* _PROVIDED DATA_
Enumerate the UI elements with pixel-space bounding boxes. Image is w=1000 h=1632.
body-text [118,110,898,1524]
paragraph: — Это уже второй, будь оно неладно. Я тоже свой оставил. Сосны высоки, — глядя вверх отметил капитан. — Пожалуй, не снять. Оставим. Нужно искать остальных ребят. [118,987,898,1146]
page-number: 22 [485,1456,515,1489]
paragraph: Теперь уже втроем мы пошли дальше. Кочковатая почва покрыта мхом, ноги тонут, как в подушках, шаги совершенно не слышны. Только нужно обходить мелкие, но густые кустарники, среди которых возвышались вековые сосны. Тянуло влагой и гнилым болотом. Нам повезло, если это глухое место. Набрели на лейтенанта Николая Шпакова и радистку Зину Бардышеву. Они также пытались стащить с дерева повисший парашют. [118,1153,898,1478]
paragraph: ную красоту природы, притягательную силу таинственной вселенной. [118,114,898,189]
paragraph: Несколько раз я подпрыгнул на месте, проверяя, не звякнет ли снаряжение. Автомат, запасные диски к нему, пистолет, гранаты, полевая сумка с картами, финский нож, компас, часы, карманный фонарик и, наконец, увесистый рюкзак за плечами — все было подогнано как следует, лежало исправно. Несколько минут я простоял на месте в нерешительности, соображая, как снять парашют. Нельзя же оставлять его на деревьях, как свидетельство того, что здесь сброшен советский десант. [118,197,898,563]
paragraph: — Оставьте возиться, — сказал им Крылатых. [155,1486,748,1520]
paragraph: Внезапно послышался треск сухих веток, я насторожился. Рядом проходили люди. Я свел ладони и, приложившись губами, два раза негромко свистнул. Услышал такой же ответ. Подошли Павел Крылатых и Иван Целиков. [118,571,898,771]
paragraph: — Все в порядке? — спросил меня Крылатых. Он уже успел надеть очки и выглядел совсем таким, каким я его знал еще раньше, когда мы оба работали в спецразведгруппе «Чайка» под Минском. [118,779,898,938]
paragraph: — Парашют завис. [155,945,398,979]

* _TASK TO COMPLETE_
Copy every line of the records above verbatim, with nothing changed or left out.

* _IN RESPONSE_
Enumerate the UI elements with pixel-space bounding boxes. Image is w=1000 h=1632.
body-text [118,110,898,1524]
paragraph: — Это уже второй, будь оно неладно. Я тоже свой оставил. Сосны высоки, — глядя вверх отметил капитан. — Пожалуй, не снять. Оставим. Нужно искать остальных ребят. [118,987,898,1146]
page-number: 22 [485,1456,515,1489]
paragraph: Теперь уже втроем мы пошли дальше. Кочковатая почва покрыта мхом, ноги тонут, как в подушках, шаги совершенно не слышны. Только нужно обходить мелкие, но густые кустарники, среди которых возвышались вековые сосны. Тянуло влагой и гнилым болотом. Нам повезло, если это глухое место. Набрели на лейтенанта Николая Шпакова и радистку Зину Бардышеву. Они также пытались стащить с дерева повисший парашют. [118,1153,898,1478]
paragraph: ную красоту природы, притягательную силу таинственной вселенной. [118,114,898,189]
paragraph: Несколько раз я подпрыгнул на месте, проверяя, не звякнет ли снаряжение. Автомат, запасные диски к нему, пистолет, гранаты, полевая сумка с картами, финский нож, компас, часы, карманный фонарик и, наконец, увесистый рюкзак за плечами — все было подогнано как следует, лежало исправно. Несколько минут я простоял на месте в нерешительности, соображая, как снять парашют. Нельзя же оставлять его на деревьях, как свидетельство того, что здесь сброшен советский десант. [118,197,898,563]
paragraph: — Оставьте возиться, — сказал им Крылатых. [155,1486,748,1520]
paragraph: Внезапно послышался треск сухих веток, я насторожился. Рядом проходили люди. Я свел ладони и, приложившись губами, два раза негромко свистнул. Услышал такой же ответ. Подошли Павел Крылатых и Иван Целиков. [118,571,898,771]
paragraph: — Все в порядке? — спросил меня Крылатых. Он уже успел надеть очки и выглядел совсем таким, каким я его знал еще раньше, когда мы оба работали в спецразведгруппе «Чайка» под Минском. [118,779,898,938]
paragraph: — Парашют завис. [155,945,398,979]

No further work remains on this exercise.